DATA IN THIS EXERCISE:
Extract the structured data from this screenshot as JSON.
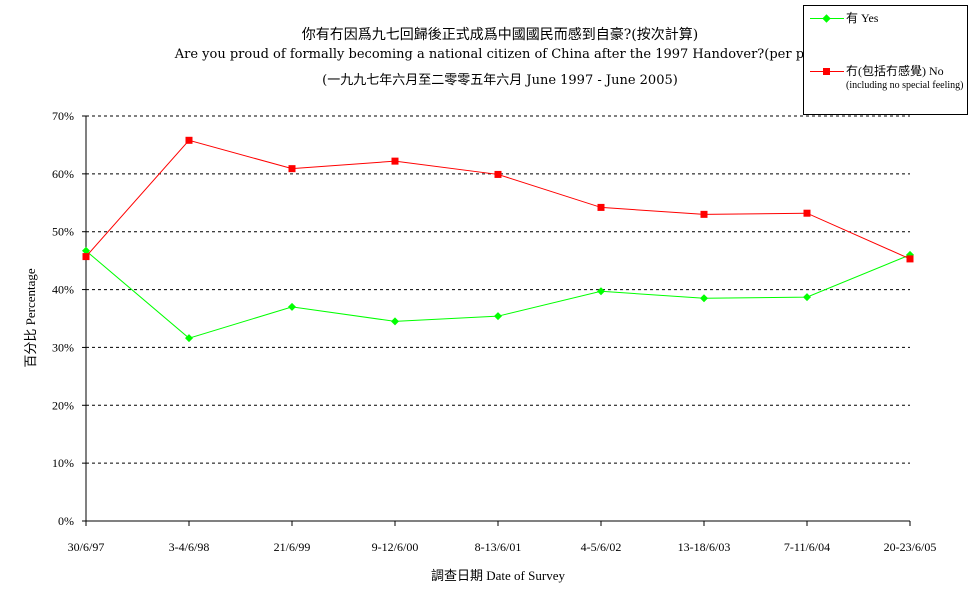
{
  "chart_data": {
    "type": "line",
    "title_line1": "你有冇因爲九七回歸後正式成爲中國國民而感到自豪?(按次計算)",
    "title_line2": "Are you proud of formally becoming a national citizen of China after the 1997 Handover?(per poll)",
    "title_line3": "(一九九七年六月至二零零五年六月 June 1997 - June 2005)",
    "xlabel": "調查日期 Date of Survey",
    "ylabel": "百分比 Percentage",
    "categories": [
      "30/6/97",
      "3-4/6/98",
      "21/6/99",
      "9-12/6/00",
      "8-13/6/01",
      "4-5/6/02",
      "13-18/6/03",
      "7-11/6/04",
      "20-23/6/05"
    ],
    "ylim": [
      0,
      70
    ],
    "yticks": [
      "0%",
      "10%",
      "20%",
      "30%",
      "40%",
      "50%",
      "60%",
      "70%"
    ],
    "grid": true,
    "legend_position": "top-right",
    "series": [
      {
        "name": "有 Yes",
        "color": "#00ff00",
        "marker": "diamond",
        "values": [
          46.7,
          31.6,
          37.0,
          34.5,
          35.4,
          39.7,
          38.5,
          38.7,
          46.0
        ]
      },
      {
        "name": "冇(包括冇感覺) No",
        "sub": "(including no special feeling)",
        "color": "#ff0000",
        "marker": "square",
        "values": [
          45.7,
          65.8,
          60.9,
          62.2,
          59.9,
          54.2,
          53.0,
          53.2,
          45.3
        ]
      }
    ]
  }
}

YOUR GOAL:
Copy the whole of the material above exactly, but not its images.

CORRECT RESULT:
Extract the structured data from this screenshot as JSON.
{
  "chart_data": {
    "type": "line",
    "title_line1": "你有冇因爲九七回歸後正式成爲中國國民而感到自豪?(按次計算)",
    "title_line2": "Are you proud of formally becoming a national citizen of China after the 1997 Handover?(per poll)",
    "title_line3": "(一九九七年六月至二零零五年六月 June 1997 - June 2005)",
    "xlabel": "調查日期 Date of Survey",
    "ylabel": "百分比 Percentage",
    "categories": [
      "30/6/97",
      "3-4/6/98",
      "21/6/99",
      "9-12/6/00",
      "8-13/6/01",
      "4-5/6/02",
      "13-18/6/03",
      "7-11/6/04",
      "20-23/6/05"
    ],
    "ylim": [
      0,
      70
    ],
    "yticks": [
      "0%",
      "10%",
      "20%",
      "30%",
      "40%",
      "50%",
      "60%",
      "70%"
    ],
    "grid": true,
    "legend_position": "top-right",
    "series": [
      {
        "name": "有 Yes",
        "color": "#00ff00",
        "marker": "diamond",
        "values": [
          46.7,
          31.6,
          37.0,
          34.5,
          35.4,
          39.7,
          38.5,
          38.7,
          46.0
        ]
      },
      {
        "name": "冇(包括冇感覺) No",
        "sub": "(including no special feeling)",
        "color": "#ff0000",
        "marker": "square",
        "values": [
          45.7,
          65.8,
          60.9,
          62.2,
          59.9,
          54.2,
          53.0,
          53.2,
          45.3
        ]
      }
    ]
  }
}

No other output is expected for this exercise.